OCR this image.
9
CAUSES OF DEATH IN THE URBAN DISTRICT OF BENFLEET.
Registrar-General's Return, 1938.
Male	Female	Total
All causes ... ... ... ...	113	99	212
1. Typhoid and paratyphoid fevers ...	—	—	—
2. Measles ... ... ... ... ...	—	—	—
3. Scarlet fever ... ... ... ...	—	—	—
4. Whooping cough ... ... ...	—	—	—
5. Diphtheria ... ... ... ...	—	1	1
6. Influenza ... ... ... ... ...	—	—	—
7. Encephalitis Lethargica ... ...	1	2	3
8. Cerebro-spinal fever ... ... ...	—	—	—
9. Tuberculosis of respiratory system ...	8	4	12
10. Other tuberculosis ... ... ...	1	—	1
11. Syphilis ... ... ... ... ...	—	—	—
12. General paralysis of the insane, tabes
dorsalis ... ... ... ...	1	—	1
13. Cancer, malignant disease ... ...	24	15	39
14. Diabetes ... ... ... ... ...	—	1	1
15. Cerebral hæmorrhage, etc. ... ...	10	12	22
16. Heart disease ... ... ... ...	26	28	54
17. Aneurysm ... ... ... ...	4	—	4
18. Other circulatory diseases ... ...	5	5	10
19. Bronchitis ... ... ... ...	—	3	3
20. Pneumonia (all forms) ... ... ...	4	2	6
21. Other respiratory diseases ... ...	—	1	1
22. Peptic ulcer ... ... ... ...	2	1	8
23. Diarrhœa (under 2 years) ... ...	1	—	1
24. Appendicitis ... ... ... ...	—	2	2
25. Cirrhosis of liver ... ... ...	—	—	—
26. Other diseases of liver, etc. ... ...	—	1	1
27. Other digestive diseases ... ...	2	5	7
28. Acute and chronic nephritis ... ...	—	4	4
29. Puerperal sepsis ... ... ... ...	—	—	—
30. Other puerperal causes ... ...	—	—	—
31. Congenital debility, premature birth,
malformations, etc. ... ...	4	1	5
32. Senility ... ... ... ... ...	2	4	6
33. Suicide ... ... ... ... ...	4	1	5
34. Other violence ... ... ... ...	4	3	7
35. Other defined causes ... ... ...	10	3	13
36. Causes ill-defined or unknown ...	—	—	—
════
▶ _Challenge_: Write the entire listing out again, word for word.

▶ _Completed task_:
OCR this image.
9
CAUSES OF DEATH IN THE URBAN DISTRICT OF BENFLEET.
Registrar-General's Return, 1938.
Male	Female	Total
All causes ... ... ... ...	113	99	212
1. Typhoid and paratyphoid fevers ...	—	—	—
2. Measles ... ... ... ... ...	—	—	—
3. Scarlet fever ... ... ... ...	—	—	—
4. Whooping cough ... ... ...	—	—	—
5. Diphtheria ... ... ... ...	—	1	1
6. Influenza ... ... ... ... ...	—	—	—
7. Encephalitis Lethargica ... ...	1	2	3
8. Cerebro-spinal fever ... ... ...	—	—	—
9. Tuberculosis of respiratory system ...	8	4	12
10. Other tuberculosis ... ... ...	1	—	1
11. Syphilis ... ... ... ... ...	—	—	—
12. General paralysis of the insane, tabes
dorsalis ... ... ... ...	1	—	1
13. Cancer, malignant disease ... ...	24	15	39
14. Diabetes ... ... ... ... ...	—	1	1
15. Cerebral hæmorrhage, etc. ... ...	10	12	22
16. Heart disease ... ... ... ...	26	28	54
17. Aneurysm ... ... ... ...	4	—	4
18. Other circulatory diseases ... ...	5	5	10
19. Bronchitis ... ... ... ...	—	3	3
20. Pneumonia (all forms) ... ... ...	4	2	6
21. Other respiratory diseases ... ...	—	1	1
22. Peptic ulcer ... ... ... ...	2	1	8
23. Diarrhœa (under 2 years) ... ...	1	—	1
24. Appendicitis ... ... ... ...	—	2	2
25. Cirrhosis of liver ... ... ...	—	—	—
26. Other diseases of liver, etc. ... ...	—	1	1
27. Other digestive diseases ... ...	2	5	7
28. Acute and chronic nephritis ... ...	—	4	4
29. Puerperal sepsis ... ... ... ...	—	—	—
30. Other puerperal causes ... ...	—	—	—
31. Congenital debility, premature birth,
malformations, etc. ... ...	4	1	5
32. Senility ... ... ... ... ...	2	4	6
33. Suicide ... ... ... ... ...	4	1	5
34. Other violence ... ... ... ...	4	3	7
35. Other defined causes ... ... ...	10	3	13
36. Causes ill-defined or unknown ...	—	—	—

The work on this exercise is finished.